— Begin EXTRACTED ENTRIES —

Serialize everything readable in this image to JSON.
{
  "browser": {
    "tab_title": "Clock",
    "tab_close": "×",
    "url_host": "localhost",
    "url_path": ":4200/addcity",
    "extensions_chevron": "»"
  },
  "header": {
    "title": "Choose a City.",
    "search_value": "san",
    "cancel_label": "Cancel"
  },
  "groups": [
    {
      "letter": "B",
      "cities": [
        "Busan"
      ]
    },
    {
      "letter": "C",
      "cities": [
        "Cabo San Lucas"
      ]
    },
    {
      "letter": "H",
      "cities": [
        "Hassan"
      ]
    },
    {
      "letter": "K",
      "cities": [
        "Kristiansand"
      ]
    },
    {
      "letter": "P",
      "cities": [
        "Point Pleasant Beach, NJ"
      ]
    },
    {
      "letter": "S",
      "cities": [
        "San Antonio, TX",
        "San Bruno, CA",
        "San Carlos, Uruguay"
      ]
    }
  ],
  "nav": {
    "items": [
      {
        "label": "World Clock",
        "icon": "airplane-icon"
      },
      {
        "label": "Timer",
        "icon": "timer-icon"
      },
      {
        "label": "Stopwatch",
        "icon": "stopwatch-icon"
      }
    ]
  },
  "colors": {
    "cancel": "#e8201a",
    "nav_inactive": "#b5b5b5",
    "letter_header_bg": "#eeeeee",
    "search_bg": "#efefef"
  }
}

— End EXTRACTED ENTRIES —

* EXERCISE TASK: Nothing in the data may differ; print all of it exactly as written.

* SOLUTION TO THIS EXERCISE:
Serialize everything readable in this image to JSON.
{
  "browser": {
    "tab_title": "Clock",
    "tab_close": "×",
    "url_host": "localhost",
    "url_path": ":4200/addcity",
    "extensions_chevron": "»"
  },
  "header": {
    "title": "Choose a City.",
    "search_value": "san",
    "cancel_label": "Cancel"
  },
  "groups": [
    {
      "letter": "B",
      "cities": [
        "Busan"
      ]
    },
    {
      "letter": "C",
      "cities": [
        "Cabo San Lucas"
      ]
    },
    {
      "letter": "H",
      "cities": [
        "Hassan"
      ]
    },
    {
      "letter": "K",
      "cities": [
        "Kristiansand"
      ]
    },
    {
      "letter": "P",
      "cities": [
        "Point Pleasant Beach, NJ"
      ]
    },
    {
      "letter": "S",
      "cities": [
        "San Antonio, TX",
        "San Bruno, CA",
        "San Carlos, Uruguay"
      ]
    }
  ],
  "nav": {
    "items": [
      {
        "label": "World Clock",
        "icon": "airplane-icon"
      },
      {
        "label": "Timer",
        "icon": "timer-icon"
      },
      {
        "label": "Stopwatch",
        "icon": "stopwatch-icon"
      }
    ]
  },
  "colors": {
    "cancel": "#e8201a",
    "nav_inactive": "#b5b5b5",
    "letter_header_bg": "#eeeeee",
    "search_bg": "#efefef"
  }
}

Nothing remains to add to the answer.